Records excerpted from a collection:
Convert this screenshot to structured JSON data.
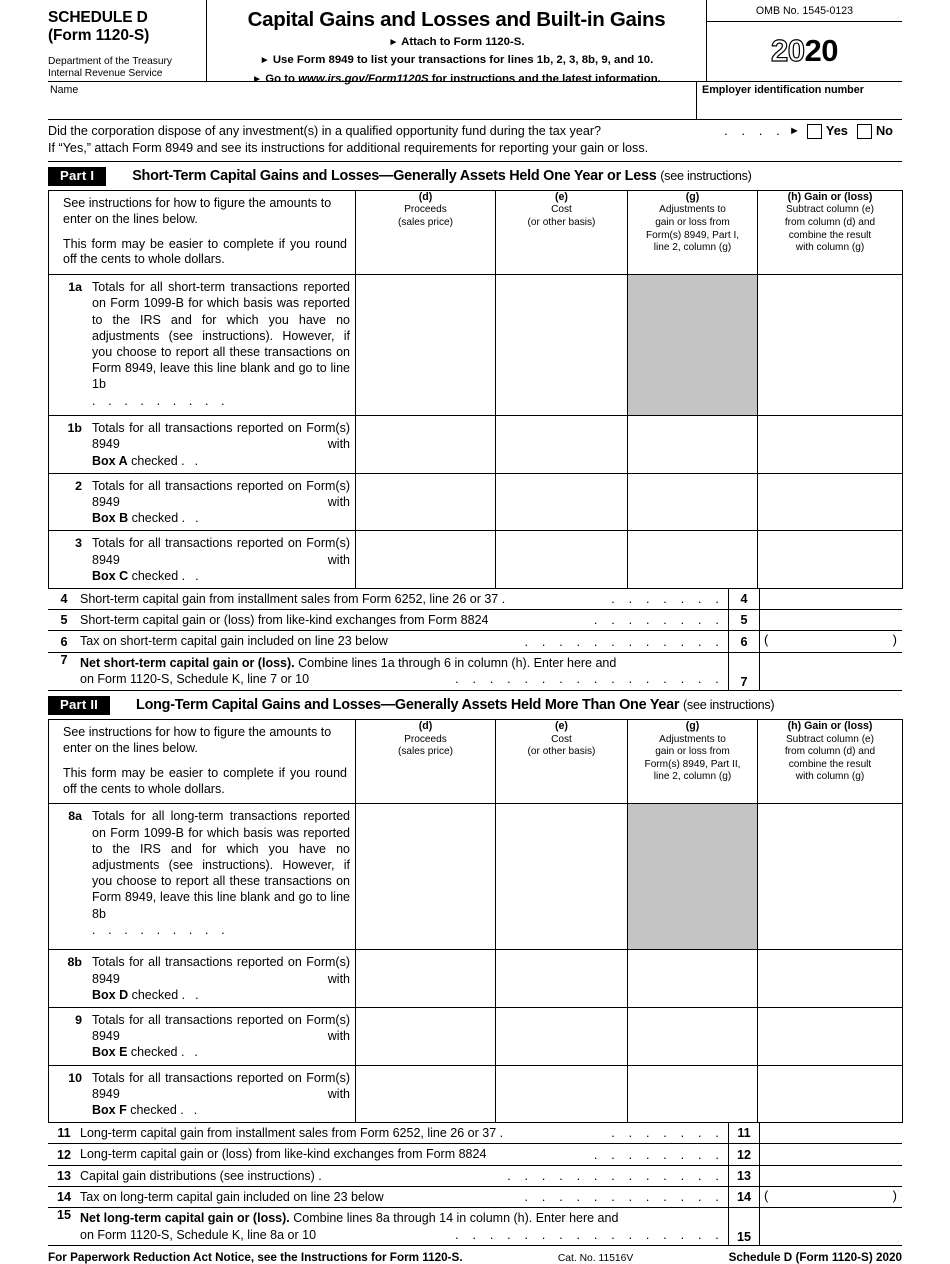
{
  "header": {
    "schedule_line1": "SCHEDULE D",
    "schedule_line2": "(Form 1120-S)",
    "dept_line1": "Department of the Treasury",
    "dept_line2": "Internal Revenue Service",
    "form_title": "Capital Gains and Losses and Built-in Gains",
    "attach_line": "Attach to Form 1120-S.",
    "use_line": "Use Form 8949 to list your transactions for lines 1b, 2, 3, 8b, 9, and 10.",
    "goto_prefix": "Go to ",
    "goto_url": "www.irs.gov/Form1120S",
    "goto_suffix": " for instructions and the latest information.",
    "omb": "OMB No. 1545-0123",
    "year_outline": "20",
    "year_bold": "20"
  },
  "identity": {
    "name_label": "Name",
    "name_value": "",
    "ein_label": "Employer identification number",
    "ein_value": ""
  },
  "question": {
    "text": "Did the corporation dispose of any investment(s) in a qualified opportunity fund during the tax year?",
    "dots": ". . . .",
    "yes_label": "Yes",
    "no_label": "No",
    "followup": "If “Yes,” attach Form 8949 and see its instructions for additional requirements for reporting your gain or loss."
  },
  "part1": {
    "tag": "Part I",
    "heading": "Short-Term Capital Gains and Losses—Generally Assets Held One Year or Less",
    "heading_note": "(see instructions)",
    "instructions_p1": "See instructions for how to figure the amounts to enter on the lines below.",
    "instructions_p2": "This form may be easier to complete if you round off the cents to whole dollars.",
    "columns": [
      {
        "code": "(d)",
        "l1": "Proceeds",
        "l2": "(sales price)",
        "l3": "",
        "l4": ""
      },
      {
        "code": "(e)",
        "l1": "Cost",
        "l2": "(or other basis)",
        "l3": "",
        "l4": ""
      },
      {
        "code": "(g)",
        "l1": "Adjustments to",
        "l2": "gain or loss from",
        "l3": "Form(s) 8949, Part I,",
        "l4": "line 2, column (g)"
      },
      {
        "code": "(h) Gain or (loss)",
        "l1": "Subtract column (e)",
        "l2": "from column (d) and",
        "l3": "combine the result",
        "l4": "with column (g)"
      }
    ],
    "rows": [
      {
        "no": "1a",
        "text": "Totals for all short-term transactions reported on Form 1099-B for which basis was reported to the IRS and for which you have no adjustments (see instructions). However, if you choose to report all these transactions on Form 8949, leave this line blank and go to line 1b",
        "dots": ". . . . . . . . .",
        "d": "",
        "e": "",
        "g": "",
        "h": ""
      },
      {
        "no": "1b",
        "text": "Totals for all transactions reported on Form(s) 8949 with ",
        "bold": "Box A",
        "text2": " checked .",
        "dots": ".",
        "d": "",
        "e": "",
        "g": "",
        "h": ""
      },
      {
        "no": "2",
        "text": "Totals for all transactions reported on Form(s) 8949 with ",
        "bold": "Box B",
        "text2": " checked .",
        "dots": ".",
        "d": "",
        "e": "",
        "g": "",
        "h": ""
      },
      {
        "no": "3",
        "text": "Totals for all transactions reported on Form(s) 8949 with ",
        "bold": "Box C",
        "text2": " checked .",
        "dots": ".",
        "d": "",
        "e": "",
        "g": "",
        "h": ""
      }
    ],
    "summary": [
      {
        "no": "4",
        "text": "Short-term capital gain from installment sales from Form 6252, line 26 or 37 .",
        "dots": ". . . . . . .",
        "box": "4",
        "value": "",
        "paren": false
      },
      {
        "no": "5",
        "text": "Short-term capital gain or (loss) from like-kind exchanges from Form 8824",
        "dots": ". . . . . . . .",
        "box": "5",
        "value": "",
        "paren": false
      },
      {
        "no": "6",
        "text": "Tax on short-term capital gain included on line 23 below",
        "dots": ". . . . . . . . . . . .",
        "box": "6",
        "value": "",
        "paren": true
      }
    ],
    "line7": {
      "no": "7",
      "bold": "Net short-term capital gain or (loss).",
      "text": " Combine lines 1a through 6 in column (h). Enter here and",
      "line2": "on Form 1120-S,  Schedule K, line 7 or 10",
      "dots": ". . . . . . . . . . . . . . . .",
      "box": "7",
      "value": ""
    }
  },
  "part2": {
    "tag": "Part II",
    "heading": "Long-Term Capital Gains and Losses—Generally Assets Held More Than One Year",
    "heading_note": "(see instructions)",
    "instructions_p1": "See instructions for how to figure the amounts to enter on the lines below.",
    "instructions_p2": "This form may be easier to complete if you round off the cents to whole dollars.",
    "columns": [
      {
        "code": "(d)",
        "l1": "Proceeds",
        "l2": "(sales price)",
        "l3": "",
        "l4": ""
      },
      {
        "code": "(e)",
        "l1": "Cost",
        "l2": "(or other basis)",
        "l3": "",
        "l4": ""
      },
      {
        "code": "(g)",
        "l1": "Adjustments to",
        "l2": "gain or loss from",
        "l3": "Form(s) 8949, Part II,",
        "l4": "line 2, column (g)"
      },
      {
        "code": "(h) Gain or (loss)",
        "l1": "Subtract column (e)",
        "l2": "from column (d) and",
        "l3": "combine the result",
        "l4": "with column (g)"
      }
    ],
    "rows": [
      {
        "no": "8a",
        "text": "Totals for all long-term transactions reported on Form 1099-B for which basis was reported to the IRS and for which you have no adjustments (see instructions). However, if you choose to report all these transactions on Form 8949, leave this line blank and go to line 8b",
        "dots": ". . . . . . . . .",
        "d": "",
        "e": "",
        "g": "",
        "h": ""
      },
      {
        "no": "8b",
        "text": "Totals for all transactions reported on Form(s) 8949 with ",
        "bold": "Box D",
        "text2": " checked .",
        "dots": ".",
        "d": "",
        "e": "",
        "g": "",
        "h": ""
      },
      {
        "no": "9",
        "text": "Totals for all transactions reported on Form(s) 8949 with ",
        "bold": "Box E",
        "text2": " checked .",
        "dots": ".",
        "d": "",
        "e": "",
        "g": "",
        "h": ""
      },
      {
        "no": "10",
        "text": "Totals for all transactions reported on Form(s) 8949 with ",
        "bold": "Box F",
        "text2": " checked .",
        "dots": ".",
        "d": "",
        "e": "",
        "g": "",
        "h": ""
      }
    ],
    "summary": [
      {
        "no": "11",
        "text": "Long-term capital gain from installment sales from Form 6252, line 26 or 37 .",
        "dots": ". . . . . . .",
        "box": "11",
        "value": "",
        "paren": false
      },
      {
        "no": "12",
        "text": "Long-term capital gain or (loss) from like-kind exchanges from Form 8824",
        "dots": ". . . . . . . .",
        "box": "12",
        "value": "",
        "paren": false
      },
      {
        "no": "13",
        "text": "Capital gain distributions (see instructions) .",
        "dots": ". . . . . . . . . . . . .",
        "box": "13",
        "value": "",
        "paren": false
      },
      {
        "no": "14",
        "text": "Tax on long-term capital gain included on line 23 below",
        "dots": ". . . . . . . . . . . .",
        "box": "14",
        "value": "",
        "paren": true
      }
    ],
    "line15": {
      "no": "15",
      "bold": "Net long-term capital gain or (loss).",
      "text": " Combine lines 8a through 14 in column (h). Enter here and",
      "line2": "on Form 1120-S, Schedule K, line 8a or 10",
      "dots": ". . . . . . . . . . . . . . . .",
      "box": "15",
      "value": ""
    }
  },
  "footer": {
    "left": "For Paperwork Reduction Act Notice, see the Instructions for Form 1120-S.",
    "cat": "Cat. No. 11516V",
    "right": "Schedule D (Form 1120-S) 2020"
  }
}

__JOB__. Say how many lines in the records hold "However", with the number as the whole reply.

__TASK RESULT__. 2